SUPPLIED ENTRIES |
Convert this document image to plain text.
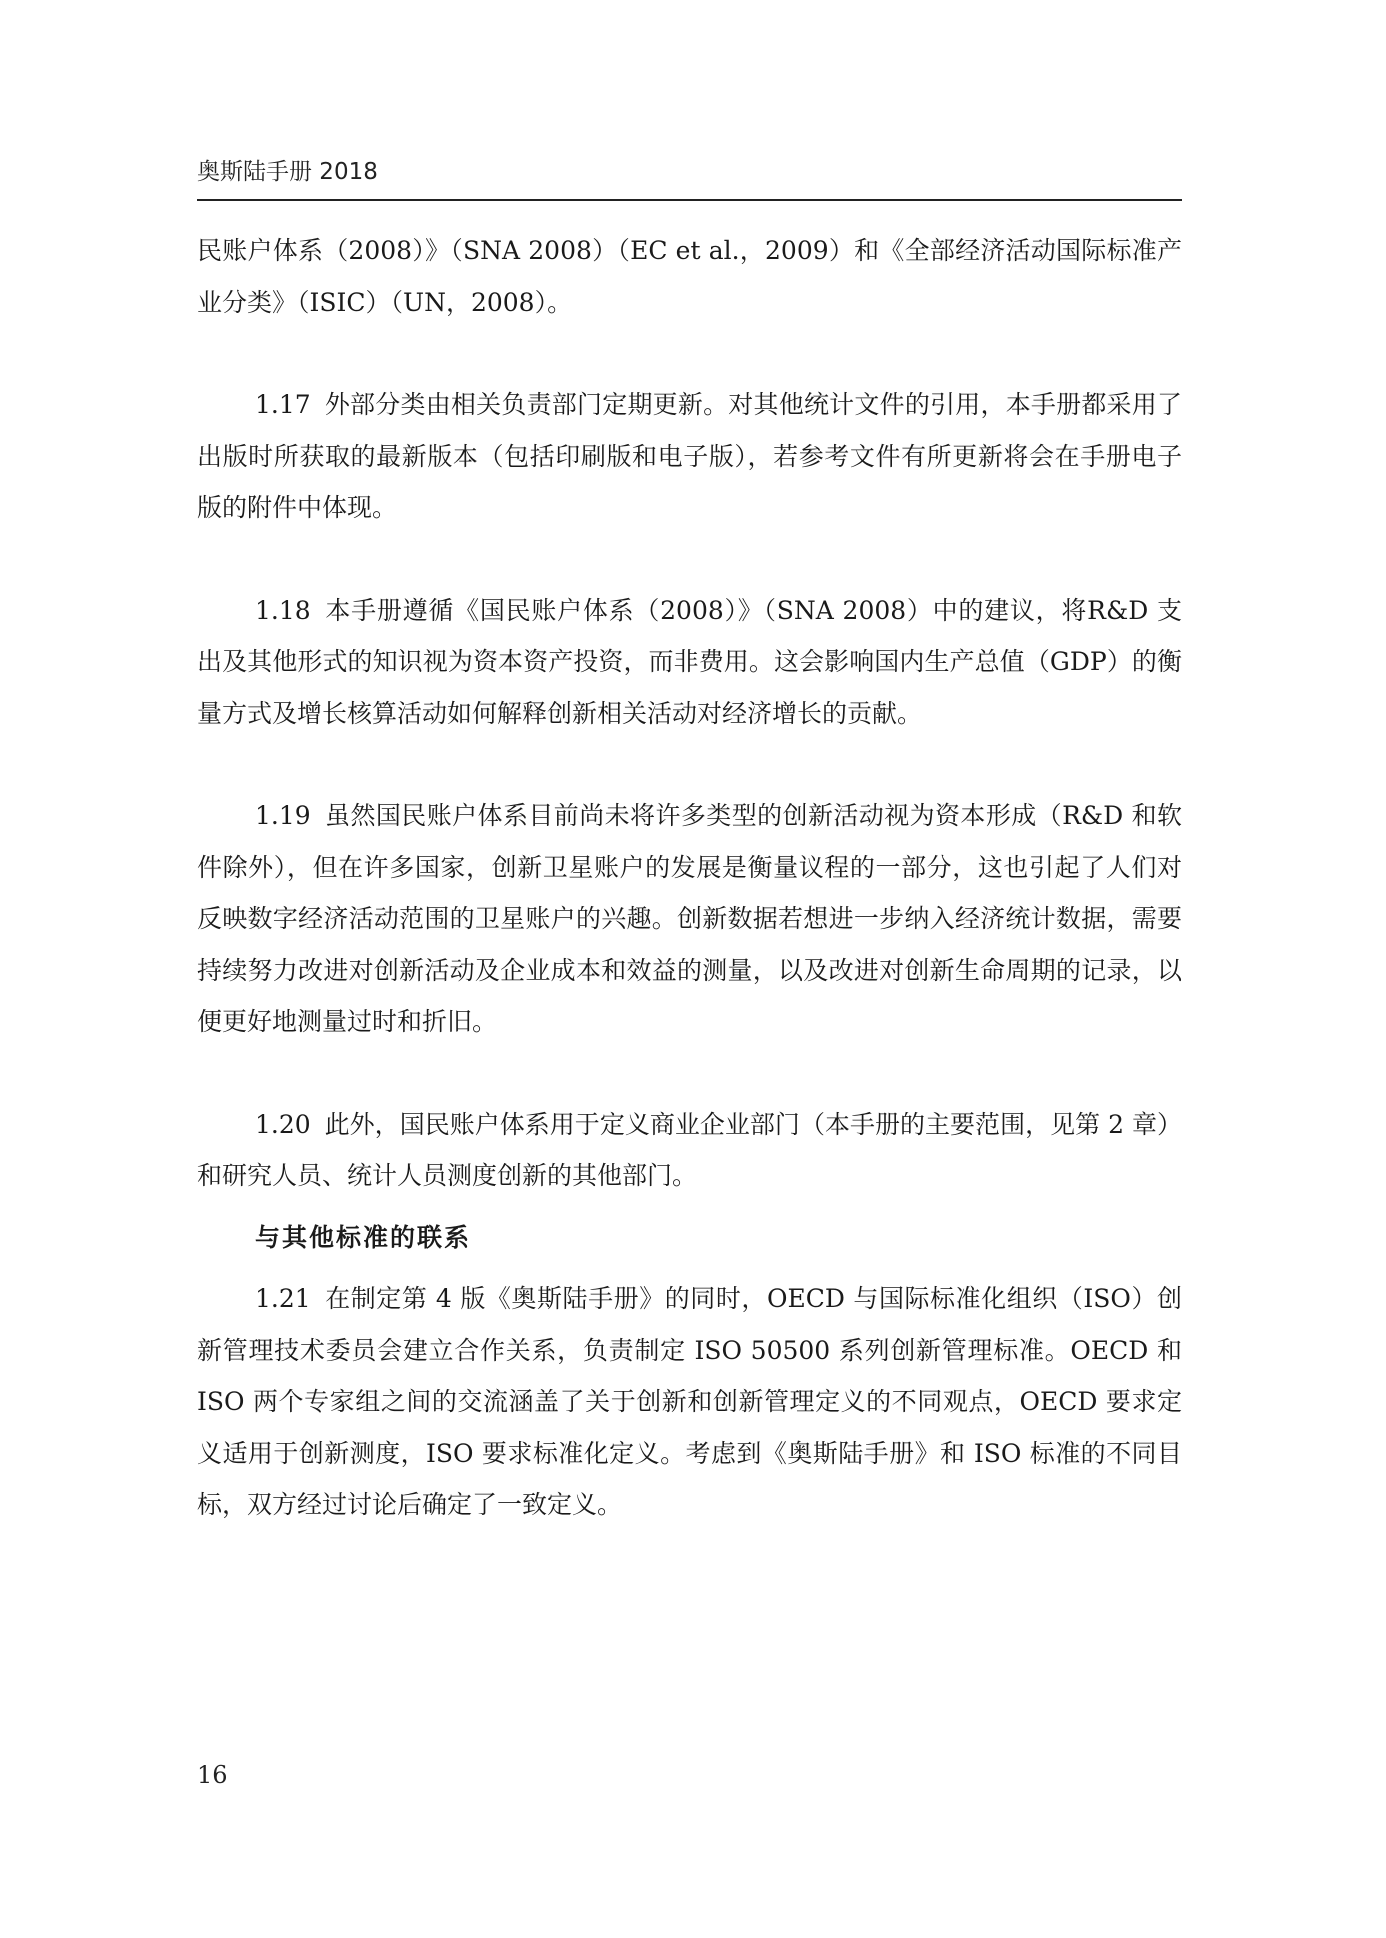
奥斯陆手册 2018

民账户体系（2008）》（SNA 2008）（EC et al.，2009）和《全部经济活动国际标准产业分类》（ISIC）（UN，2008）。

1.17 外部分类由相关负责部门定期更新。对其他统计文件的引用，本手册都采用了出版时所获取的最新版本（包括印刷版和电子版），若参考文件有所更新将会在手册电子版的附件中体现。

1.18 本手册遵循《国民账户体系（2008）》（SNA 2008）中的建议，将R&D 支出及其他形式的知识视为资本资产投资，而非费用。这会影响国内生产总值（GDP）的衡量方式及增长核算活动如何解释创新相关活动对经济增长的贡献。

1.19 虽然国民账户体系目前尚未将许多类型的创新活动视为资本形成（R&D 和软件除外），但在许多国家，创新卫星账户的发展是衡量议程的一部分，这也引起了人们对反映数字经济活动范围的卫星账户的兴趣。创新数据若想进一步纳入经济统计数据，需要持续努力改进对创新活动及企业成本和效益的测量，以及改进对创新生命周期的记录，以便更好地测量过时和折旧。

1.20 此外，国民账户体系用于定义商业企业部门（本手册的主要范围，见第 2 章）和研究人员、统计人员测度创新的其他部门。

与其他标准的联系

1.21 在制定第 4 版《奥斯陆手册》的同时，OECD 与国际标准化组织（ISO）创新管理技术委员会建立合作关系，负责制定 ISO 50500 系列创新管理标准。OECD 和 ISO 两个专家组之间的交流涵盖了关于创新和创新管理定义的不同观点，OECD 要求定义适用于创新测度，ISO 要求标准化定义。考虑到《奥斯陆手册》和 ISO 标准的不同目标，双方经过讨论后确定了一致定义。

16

TASK BRIEF |
Find every line in the records that contains the word "奥斯陆手册"; copy those lines.

RESULT FOR THIS EXERCISE |
奥斯陆手册 2018
1.21 在制定第 4 版《奥斯陆手册》的同时，OECD 与国际标准化组织（ISO）创新管理技术委员会建立合作关系，负责制定 ISO 50500 系列创新管理标准。OECD 和 ISO 两个专家组之间的交流涵盖了关于创新和创新管理定义的不同观点，OECD 要求定义适用于创新测度，ISO 要求标准化定义。考虑到《奥斯陆手册》和 ISO 标准的不同目标，双方经过讨论后确定了一致定义。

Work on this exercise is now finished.